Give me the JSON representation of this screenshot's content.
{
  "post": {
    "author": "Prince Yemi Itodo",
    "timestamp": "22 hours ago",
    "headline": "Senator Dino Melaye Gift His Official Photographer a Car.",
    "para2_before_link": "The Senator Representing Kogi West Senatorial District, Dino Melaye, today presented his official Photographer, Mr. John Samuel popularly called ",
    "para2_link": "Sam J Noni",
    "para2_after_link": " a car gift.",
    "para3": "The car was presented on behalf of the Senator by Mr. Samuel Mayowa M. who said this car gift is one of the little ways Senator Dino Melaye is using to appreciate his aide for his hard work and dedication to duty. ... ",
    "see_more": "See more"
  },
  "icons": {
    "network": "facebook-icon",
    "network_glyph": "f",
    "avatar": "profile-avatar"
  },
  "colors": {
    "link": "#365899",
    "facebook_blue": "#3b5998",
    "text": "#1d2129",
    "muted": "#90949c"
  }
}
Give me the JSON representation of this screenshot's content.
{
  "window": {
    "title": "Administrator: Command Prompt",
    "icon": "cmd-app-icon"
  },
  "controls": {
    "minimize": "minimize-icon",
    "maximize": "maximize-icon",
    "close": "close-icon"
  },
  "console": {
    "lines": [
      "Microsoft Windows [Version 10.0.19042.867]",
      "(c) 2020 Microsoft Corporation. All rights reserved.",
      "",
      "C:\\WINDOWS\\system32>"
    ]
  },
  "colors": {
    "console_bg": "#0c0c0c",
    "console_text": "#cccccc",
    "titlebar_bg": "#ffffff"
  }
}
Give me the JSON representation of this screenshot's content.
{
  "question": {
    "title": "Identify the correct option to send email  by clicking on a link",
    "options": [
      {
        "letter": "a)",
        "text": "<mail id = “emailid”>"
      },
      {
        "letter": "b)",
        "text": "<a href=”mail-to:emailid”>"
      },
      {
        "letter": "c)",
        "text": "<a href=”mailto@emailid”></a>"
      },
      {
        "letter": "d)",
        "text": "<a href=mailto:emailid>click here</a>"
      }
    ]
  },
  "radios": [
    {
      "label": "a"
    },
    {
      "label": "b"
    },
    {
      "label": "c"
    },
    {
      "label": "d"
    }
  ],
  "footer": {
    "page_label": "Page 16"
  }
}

________

▶ **SHORT EXERCISE**:
Repeat the records above exactly, from the first line to the last.

▶ **EXERCISE SOLUTION**:
Give me the JSON representation of this screenshot's content.
{
  "post": {
    "author": "Prince Yemi Itodo",
    "timestamp": "22 hours ago",
    "headline": "Senator Dino Melaye Gift His Official Photographer a Car.",
    "para2_before_link": "The Senator Representing Kogi West Senatorial District, Dino Melaye, today presented his official Photographer, Mr. John Samuel popularly called ",
    "para2_link": "Sam J Noni",
    "para2_after_link": " a car gift.",
    "para3": "The car was presented on behalf of the Senator by Mr. Samuel Mayowa M. who said this car gift is one of the little ways Senator Dino Melaye is using to appreciate his aide for his hard work and dedication to duty. ... ",
    "see_more": "See more"
  },
  "icons": {
    "network": "facebook-icon",
    "network_glyph": "f",
    "avatar": "profile-avatar"
  },
  "colors": {
    "link": "#365899",
    "facebook_blue": "#3b5998",
    "text": "#1d2129",
    "muted": "#90949c"
  }
}
Give me the JSON representation of this screenshot's content.
{
  "window": {
    "title": "Administrator: Command Prompt",
    "icon": "cmd-app-icon"
  },
  "controls": {
    "minimize": "minimize-icon",
    "maximize": "maximize-icon",
    "close": "close-icon"
  },
  "console": {
    "lines": [
      "Microsoft Windows [Version 10.0.19042.867]",
      "(c) 2020 Microsoft Corporation. All rights reserved.",
      "",
      "C:\\WINDOWS\\system32>"
    ]
  },
  "colors": {
    "console_bg": "#0c0c0c",
    "console_text": "#cccccc",
    "titlebar_bg": "#ffffff"
  }
}
Give me the JSON representation of this screenshot's content.
{
  "question": {
    "title": "Identify the correct option to send email  by clicking on a link",
    "options": [
      {
        "letter": "a)",
        "text": "<mail id = “emailid”>"
      },
      {
        "letter": "b)",
        "text": "<a href=”mail-to:emailid”>"
      },
      {
        "letter": "c)",
        "text": "<a href=”mailto@emailid”></a>"
      },
      {
        "letter": "d)",
        "text": "<a href=mailto:emailid>click here</a>"
      }
    ]
  },
  "radios": [
    {
      "label": "a"
    },
    {
      "label": "b"
    },
    {
      "label": "c"
    },
    {
      "label": "d"
    }
  ],
  "footer": {
    "page_label": "Page 16"
  }
}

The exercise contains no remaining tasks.